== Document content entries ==
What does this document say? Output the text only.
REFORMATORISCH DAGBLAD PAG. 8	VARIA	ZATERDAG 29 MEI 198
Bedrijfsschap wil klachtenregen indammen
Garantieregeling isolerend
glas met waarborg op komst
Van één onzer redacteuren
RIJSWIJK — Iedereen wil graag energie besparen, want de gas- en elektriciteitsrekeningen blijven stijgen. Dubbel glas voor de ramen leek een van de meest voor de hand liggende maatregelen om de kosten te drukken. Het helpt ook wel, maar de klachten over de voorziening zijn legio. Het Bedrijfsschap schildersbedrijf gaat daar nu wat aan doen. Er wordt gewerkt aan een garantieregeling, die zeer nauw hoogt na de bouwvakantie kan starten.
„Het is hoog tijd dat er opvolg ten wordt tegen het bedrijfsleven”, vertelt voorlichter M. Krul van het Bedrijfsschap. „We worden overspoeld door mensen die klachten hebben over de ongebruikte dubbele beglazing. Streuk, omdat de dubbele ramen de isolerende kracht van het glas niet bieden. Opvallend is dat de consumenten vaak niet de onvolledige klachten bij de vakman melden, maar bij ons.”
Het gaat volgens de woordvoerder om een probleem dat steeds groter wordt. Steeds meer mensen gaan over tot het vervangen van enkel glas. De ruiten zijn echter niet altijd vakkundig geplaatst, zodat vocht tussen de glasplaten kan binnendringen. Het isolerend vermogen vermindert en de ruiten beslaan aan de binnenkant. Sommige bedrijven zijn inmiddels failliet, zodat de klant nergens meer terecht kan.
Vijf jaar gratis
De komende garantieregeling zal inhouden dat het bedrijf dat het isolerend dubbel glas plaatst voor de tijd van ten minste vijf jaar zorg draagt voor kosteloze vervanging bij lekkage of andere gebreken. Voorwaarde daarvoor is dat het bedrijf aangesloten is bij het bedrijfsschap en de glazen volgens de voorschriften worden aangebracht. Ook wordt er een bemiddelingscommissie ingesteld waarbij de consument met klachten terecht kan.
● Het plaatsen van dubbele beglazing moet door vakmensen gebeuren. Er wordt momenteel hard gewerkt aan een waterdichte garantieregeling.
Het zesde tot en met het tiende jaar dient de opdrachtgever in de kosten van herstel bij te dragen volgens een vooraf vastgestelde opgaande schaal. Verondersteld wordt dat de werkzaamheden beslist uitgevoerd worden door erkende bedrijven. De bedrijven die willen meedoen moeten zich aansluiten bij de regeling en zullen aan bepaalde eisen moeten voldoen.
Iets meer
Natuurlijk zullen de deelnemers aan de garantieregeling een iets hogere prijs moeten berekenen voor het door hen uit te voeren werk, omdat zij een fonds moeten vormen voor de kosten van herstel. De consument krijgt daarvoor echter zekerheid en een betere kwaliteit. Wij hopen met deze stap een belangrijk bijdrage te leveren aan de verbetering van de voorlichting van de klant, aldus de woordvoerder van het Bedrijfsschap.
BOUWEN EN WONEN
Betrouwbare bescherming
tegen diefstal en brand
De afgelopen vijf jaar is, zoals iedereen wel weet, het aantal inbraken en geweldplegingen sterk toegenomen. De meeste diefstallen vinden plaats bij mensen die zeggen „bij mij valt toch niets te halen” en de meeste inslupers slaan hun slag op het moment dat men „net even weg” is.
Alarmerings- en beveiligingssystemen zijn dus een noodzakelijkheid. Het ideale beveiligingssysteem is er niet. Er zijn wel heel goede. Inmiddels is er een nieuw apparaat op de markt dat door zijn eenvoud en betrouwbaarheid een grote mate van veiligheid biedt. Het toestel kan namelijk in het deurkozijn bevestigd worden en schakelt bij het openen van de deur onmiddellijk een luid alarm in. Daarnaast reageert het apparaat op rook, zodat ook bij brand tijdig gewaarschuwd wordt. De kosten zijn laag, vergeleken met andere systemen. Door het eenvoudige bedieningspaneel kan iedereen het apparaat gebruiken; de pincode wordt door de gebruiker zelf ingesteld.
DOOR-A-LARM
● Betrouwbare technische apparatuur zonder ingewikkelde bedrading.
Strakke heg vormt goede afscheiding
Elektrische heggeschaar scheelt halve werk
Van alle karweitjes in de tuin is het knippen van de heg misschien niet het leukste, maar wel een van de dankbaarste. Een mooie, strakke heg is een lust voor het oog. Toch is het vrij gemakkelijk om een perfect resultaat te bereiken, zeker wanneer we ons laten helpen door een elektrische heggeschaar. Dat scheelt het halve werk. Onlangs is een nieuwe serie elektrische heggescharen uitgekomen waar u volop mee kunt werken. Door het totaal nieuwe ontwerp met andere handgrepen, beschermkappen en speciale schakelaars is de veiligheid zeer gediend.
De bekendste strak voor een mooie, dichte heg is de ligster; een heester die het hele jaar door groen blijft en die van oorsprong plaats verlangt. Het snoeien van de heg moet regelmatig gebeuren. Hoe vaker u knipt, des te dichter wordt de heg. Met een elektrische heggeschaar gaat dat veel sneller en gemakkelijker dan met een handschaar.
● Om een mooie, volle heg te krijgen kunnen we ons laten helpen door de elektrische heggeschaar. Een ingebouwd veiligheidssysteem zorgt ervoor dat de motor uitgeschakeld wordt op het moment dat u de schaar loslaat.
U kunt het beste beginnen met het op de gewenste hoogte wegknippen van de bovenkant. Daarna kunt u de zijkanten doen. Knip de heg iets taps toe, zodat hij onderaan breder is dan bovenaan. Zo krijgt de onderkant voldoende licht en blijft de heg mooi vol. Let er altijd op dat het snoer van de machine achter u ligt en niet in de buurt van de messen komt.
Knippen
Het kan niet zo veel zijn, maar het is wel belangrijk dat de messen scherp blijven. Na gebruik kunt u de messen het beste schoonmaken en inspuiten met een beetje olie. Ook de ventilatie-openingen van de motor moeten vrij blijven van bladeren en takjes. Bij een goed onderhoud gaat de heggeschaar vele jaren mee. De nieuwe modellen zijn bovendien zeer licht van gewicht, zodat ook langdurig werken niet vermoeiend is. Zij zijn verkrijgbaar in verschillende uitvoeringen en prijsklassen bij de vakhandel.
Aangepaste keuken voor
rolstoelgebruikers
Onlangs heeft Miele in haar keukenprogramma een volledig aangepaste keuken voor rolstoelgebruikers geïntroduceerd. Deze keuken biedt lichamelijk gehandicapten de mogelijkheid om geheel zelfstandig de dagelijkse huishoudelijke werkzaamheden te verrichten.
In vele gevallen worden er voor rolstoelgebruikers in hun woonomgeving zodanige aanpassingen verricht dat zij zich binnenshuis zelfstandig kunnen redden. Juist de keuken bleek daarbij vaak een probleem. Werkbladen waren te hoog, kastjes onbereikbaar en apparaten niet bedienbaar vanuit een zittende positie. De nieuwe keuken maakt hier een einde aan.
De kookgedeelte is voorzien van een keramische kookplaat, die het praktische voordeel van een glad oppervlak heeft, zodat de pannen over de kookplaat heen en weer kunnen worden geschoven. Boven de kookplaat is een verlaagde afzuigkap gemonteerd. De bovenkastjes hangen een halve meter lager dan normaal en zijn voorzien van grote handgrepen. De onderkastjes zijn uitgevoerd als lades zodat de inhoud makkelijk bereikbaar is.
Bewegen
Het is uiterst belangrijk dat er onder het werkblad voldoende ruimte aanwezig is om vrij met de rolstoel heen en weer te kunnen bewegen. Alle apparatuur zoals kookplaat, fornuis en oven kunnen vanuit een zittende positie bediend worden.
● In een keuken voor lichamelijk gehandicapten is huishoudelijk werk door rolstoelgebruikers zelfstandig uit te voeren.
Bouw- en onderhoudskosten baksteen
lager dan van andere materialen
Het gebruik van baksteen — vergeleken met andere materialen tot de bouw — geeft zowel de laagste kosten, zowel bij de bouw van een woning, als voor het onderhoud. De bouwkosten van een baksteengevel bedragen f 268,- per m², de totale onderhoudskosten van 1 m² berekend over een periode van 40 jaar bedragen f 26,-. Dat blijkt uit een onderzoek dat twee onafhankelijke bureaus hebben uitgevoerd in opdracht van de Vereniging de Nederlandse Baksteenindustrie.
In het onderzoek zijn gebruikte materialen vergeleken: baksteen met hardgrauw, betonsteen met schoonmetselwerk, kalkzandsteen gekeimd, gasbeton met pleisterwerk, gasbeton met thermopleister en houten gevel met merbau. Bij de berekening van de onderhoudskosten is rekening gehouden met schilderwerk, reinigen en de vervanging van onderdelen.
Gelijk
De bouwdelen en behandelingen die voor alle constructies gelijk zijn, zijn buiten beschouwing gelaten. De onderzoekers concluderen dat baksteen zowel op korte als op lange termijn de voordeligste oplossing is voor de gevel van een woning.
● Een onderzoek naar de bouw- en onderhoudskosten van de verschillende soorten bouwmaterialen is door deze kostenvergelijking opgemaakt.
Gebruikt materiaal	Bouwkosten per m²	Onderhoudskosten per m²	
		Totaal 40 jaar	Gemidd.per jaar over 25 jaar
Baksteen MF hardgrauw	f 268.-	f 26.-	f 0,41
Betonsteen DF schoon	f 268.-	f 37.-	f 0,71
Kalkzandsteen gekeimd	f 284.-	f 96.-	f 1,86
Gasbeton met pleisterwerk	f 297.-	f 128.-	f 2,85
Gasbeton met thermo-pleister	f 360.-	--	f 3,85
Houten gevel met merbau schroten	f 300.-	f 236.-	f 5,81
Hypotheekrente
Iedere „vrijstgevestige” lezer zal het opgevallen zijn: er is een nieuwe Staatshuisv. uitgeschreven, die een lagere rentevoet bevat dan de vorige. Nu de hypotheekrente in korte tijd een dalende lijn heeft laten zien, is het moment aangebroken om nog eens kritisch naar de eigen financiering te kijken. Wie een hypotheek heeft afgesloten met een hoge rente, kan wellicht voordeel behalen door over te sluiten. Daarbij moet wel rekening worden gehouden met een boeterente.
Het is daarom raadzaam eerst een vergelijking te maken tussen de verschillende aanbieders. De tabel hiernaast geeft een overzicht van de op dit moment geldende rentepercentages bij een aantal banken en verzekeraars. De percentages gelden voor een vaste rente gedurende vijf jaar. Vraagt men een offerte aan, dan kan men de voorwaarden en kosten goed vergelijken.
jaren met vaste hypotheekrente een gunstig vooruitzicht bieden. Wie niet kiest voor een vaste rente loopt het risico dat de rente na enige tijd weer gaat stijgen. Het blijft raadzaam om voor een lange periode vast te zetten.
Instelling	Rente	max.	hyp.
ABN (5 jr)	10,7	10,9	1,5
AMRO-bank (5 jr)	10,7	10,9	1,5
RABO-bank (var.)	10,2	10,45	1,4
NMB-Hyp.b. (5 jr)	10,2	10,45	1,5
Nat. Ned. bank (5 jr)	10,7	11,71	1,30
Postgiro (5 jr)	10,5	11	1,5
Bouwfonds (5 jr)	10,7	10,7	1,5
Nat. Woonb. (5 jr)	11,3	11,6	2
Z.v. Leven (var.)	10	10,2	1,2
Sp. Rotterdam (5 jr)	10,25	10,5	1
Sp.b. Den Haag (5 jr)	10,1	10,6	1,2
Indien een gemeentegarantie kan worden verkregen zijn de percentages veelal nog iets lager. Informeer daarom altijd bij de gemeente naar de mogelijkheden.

== Work to be completed ==
Copy every line from the entries that contains the word "gehandicapten".

== Answer area ==
Onlangs heeft Miele in haar keukenprogramma een volledig aangepaste keuken voor rolstoelgebruikers geïntroduceerd. Deze keuken biedt lichamelijk gehandicapten de mogelijkheid om geheel zelfstandig de dagelijkse huishoudelijke werkzaamheden te verrichten.
● In een keuken voor lichamelijk gehandicapten is huishoudelijk werk door rolstoelgebruikers zelfstandig uit te voeren.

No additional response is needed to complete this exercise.